— start The records —

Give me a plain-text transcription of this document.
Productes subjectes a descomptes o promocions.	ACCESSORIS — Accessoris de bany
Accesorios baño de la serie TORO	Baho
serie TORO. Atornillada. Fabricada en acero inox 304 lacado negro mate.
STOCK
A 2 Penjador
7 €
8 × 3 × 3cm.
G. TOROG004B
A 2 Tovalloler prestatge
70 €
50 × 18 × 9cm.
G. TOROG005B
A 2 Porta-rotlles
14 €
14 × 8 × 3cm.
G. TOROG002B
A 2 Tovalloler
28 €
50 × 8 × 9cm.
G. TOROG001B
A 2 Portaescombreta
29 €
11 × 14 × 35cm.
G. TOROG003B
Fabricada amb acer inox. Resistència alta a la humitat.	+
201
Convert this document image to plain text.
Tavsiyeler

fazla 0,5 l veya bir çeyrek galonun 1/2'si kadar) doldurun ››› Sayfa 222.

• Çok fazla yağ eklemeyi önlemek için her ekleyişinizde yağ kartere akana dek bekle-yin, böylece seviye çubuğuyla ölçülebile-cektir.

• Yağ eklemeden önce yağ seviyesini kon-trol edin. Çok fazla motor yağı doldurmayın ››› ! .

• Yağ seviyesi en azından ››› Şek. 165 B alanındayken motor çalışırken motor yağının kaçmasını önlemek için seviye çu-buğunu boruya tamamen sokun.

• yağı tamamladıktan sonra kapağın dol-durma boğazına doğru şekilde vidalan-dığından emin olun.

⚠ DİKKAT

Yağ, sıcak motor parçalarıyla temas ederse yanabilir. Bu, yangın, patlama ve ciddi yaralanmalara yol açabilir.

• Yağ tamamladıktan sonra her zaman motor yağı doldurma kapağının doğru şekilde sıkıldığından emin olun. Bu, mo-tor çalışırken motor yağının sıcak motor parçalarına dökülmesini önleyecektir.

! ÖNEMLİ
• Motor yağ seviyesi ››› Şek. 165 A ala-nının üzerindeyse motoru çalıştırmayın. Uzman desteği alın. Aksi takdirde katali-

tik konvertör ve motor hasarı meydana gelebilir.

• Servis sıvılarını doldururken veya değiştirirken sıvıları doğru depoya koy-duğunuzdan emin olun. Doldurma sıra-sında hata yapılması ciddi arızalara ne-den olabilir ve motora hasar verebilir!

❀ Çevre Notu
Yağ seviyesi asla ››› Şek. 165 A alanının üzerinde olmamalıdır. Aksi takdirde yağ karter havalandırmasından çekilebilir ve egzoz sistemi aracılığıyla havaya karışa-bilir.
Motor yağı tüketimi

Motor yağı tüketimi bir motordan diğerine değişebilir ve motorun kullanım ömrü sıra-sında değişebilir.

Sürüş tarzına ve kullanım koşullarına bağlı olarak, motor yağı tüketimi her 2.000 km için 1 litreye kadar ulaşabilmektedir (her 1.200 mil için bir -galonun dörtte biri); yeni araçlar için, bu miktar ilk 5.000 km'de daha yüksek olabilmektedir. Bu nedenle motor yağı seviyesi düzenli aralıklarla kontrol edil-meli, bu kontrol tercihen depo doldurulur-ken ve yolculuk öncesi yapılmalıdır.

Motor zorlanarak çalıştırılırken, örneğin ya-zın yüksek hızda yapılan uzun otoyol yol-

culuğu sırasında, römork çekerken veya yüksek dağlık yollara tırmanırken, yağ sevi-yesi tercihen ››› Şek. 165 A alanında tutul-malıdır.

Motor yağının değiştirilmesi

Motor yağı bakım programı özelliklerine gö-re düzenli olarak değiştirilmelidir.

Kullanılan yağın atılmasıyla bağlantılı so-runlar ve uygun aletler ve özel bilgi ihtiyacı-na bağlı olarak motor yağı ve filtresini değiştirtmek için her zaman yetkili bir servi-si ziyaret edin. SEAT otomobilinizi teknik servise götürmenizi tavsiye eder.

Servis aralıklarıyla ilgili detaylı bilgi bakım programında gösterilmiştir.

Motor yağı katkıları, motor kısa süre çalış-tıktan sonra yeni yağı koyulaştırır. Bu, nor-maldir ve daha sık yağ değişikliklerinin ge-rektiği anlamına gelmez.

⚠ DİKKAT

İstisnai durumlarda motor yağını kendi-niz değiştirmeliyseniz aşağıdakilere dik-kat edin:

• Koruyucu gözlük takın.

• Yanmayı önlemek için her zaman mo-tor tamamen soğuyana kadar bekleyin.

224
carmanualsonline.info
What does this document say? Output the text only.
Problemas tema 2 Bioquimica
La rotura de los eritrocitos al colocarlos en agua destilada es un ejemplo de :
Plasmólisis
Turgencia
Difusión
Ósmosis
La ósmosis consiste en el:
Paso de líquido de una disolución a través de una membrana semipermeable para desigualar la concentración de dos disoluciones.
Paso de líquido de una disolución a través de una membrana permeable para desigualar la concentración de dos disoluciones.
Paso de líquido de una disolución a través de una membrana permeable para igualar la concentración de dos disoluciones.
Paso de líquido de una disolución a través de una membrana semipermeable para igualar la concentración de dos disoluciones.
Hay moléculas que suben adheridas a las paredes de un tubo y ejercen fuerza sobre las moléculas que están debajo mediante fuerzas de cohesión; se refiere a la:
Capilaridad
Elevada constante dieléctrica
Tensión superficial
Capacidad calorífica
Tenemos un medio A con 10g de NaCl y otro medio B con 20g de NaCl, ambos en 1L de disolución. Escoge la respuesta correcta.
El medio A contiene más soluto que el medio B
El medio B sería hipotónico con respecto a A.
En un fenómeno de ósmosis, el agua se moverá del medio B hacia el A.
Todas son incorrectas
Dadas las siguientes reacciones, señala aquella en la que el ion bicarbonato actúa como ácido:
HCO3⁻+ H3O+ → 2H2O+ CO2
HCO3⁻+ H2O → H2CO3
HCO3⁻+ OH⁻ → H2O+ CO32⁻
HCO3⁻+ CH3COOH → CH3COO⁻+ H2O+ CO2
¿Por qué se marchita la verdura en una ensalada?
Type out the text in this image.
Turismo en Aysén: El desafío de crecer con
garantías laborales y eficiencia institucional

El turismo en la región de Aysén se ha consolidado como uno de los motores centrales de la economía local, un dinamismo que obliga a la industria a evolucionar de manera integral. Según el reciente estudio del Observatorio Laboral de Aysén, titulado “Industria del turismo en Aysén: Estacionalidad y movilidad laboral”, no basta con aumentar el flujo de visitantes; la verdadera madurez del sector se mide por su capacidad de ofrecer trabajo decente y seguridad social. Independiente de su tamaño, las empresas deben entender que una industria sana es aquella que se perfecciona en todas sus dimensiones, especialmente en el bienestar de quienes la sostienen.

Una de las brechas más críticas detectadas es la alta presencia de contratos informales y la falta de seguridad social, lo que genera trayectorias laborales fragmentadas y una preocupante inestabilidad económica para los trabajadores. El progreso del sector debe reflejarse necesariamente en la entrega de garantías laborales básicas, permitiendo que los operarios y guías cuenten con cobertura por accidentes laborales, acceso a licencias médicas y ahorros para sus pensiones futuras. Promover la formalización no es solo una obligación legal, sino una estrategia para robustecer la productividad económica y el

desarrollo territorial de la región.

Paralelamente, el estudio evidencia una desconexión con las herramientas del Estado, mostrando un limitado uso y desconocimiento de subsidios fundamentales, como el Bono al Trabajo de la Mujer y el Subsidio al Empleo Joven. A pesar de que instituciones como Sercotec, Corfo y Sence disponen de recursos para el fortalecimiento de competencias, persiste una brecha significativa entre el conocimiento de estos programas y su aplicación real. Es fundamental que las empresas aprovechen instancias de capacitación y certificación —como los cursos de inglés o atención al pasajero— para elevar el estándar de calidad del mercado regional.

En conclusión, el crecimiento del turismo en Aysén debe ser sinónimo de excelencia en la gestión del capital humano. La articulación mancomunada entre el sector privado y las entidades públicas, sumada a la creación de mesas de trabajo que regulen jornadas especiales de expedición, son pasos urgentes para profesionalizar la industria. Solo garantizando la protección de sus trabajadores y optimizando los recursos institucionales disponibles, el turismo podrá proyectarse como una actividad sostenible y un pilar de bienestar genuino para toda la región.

— end The records —

» What is required
Working from the listing above, pick out every line that has "olarak" and copy it.

» The output
Sürüş tarzına ve kullanım koşullarına bağlı olarak, motor yağı tüketimi her 2.000 km için 1 litreye kadar ulaşabilmektedir (her 1.200 mil için bir -galonun dörtte biri); yeni araçlar için, bu miktar ilk 5.000 km'de daha yüksek olabilmektedir. Bu nedenle motor yağı seviyesi düzenli aralıklarla kontrol edil-meli, bu kontrol tercihen depo doldurulur-ken ve yolculuk öncesi yapılmalıdır.
Motor yağı bakım programı özelliklerine gö-re düzenli olarak değiştirilmelidir.
Kullanılan yağın atılmasıyla bağlantılı so-runlar ve uygun aletler ve özel bilgi ihtiyacı-na bağlı olarak motor yağı ve filtresini değiştirtmek için her zaman yetkili bir servi-si ziyaret edin. SEAT otomobilinizi teknik servise götürmenizi tavsiye eder.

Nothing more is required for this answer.